Problem to solve: Reproduce exactly the lines from the one containing "Convert this screenshot" through the last line of the data, both ends included.

Dataset extract:
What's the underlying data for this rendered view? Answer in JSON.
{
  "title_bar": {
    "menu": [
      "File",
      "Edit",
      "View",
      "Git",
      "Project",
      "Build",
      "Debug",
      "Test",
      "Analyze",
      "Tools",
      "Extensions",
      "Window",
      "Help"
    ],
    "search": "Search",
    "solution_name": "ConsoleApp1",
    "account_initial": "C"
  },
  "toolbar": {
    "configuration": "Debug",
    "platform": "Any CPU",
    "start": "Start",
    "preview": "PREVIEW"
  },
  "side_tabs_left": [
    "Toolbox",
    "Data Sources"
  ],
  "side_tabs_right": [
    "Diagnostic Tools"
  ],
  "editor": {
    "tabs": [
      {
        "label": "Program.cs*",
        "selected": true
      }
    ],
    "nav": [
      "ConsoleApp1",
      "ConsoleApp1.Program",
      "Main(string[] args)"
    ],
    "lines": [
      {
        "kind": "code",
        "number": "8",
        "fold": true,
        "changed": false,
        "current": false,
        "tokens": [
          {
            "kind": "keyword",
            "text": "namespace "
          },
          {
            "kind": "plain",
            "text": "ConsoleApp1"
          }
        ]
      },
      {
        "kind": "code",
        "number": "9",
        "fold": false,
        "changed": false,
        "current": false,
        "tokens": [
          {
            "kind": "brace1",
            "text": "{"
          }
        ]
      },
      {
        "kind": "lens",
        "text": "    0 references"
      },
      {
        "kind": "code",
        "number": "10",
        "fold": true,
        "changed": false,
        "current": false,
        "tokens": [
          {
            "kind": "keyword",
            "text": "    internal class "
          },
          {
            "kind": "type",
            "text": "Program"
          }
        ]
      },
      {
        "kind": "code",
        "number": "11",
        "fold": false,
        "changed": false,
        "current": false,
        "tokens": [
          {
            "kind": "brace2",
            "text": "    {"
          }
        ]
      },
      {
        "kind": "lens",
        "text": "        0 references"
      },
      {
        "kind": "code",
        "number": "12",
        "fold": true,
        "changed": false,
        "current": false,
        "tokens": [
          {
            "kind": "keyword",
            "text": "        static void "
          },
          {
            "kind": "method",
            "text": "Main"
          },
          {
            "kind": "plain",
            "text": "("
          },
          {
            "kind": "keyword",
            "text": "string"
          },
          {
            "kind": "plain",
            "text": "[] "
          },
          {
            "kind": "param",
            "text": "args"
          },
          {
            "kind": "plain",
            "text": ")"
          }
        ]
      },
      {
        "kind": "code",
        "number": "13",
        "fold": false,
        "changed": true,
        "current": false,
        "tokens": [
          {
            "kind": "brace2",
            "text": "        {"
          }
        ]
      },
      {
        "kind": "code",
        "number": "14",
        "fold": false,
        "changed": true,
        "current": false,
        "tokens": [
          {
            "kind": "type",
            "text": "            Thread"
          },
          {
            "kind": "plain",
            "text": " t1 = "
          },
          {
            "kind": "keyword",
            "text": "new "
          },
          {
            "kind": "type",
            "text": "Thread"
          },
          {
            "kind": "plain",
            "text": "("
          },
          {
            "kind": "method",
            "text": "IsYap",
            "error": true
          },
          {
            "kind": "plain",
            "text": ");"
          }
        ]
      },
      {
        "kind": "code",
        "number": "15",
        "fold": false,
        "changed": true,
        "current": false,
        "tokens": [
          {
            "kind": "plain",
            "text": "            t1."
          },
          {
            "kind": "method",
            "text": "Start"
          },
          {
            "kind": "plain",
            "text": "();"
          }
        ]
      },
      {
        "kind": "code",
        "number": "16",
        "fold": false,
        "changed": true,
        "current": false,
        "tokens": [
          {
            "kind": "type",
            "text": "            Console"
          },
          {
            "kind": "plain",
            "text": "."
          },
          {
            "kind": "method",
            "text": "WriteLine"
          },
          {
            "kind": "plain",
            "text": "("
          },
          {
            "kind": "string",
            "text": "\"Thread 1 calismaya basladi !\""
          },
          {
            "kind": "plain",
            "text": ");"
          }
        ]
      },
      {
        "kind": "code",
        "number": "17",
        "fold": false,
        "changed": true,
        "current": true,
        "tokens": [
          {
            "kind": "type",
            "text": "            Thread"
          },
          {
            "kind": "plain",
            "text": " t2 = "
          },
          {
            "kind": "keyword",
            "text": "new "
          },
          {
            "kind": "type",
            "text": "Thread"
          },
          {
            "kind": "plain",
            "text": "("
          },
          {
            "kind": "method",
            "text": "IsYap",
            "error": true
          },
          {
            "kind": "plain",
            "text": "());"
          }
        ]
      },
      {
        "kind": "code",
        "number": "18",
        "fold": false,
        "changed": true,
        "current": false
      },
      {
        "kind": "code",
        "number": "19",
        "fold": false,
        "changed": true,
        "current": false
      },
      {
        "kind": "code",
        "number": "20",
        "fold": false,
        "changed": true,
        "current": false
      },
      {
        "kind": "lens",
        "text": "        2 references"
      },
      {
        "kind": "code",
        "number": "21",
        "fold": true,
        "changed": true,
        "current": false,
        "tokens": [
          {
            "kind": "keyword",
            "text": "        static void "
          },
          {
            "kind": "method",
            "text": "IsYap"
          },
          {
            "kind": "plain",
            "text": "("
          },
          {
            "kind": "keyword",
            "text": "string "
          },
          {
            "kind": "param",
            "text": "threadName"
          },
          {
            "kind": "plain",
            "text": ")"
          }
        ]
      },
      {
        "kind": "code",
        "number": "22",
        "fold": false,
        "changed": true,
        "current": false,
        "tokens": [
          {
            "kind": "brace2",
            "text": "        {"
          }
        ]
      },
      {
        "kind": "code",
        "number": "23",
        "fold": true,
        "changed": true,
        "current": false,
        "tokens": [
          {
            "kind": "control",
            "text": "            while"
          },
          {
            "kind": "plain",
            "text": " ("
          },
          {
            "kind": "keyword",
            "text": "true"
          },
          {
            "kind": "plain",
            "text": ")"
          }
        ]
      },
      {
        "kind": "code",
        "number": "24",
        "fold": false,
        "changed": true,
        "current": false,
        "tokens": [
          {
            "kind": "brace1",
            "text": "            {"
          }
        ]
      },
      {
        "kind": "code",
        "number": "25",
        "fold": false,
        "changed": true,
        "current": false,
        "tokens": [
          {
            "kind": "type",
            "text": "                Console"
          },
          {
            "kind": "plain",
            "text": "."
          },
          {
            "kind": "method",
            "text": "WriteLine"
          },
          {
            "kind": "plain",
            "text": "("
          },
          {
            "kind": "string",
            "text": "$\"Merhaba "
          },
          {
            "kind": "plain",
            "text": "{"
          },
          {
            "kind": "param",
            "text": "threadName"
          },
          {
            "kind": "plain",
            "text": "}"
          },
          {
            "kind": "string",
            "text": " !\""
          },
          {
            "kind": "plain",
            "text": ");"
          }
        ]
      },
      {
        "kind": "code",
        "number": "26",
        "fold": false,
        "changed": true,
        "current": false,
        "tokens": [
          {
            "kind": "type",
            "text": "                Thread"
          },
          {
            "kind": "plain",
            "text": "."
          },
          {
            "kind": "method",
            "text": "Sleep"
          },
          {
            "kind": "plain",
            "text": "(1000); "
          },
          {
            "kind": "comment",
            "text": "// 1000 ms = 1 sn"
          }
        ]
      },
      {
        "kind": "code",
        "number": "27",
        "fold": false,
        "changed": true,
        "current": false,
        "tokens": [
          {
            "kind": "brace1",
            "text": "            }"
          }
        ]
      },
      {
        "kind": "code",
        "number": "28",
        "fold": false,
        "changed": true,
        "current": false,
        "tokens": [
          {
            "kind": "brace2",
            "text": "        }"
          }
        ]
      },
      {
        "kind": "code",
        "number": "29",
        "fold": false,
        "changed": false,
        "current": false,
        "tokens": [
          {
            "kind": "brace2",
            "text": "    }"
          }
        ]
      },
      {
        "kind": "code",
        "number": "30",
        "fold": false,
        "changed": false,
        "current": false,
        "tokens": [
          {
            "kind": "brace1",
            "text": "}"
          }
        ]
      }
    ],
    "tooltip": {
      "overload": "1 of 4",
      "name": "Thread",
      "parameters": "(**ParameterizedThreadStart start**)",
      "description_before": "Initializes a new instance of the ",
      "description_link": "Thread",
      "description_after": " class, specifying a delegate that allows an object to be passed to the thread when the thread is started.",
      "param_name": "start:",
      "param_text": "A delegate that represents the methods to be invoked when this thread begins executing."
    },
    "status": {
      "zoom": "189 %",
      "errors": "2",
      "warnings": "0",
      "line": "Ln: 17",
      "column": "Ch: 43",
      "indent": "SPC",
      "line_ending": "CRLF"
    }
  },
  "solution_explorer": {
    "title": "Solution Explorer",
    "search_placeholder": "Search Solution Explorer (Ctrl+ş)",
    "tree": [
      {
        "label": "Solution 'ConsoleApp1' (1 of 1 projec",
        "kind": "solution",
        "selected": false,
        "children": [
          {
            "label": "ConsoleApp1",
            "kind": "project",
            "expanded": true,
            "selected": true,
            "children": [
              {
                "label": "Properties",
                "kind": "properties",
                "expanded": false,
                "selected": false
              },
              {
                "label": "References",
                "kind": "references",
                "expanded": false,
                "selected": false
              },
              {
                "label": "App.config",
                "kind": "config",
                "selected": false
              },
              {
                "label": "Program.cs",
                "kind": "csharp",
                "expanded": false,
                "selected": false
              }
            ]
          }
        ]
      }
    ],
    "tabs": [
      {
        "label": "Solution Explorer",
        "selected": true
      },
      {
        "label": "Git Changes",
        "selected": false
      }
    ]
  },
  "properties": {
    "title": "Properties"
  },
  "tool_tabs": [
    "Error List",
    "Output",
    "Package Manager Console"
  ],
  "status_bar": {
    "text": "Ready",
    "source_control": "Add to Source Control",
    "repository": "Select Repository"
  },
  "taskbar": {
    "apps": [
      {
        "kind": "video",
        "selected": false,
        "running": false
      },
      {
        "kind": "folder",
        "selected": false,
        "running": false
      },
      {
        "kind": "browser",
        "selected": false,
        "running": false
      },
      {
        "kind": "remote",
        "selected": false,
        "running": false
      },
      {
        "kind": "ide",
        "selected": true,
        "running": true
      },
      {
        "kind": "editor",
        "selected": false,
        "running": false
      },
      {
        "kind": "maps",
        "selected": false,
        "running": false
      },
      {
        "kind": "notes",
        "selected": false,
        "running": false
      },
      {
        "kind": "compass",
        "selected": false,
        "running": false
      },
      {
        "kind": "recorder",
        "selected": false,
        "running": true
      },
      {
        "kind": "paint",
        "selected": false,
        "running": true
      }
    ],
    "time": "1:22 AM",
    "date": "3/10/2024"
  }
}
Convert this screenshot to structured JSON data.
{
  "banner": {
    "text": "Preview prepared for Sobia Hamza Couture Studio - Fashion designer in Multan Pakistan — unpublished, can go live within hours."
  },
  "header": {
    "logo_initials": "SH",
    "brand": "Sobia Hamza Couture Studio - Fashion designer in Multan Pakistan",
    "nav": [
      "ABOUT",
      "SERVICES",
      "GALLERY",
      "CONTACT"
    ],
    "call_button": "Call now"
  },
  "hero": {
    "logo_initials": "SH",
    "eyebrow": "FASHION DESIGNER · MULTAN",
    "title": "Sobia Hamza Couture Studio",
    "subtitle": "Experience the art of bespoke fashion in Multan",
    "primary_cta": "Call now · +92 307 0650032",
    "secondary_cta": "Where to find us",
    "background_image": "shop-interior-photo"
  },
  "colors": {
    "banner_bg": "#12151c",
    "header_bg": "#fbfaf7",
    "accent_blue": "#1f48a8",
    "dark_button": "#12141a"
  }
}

Worked solution:
Convert this screenshot to structured JSON data.
{
  "banner": {
    "text": "Preview prepared for Sobia Hamza Couture Studio - Fashion designer in Multan Pakistan — unpublished, can go live within hours."
  },
  "header": {
    "logo_initials": "SH",
    "brand": "Sobia Hamza Couture Studio - Fashion designer in Multan Pakistan",
    "nav": [
      "ABOUT",
      "SERVICES",
      "GALLERY",
      "CONTACT"
    ],
    "call_button": "Call now"
  },
  "hero": {
    "logo_initials": "SH",
    "eyebrow": "FASHION DESIGNER · MULTAN",
    "title": "Sobia Hamza Couture Studio",
    "subtitle": "Experience the art of bespoke fashion in Multan",
    "primary_cta": "Call now · +92 307 0650032",
    "secondary_cta": "Where to find us",
    "background_image": "shop-interior-photo"
  },
  "colors": {
    "banner_bg": "#12151c",
    "header_bg": "#fbfaf7",
    "accent_blue": "#1f48a8",
    "dark_button": "#12141a"
  }
}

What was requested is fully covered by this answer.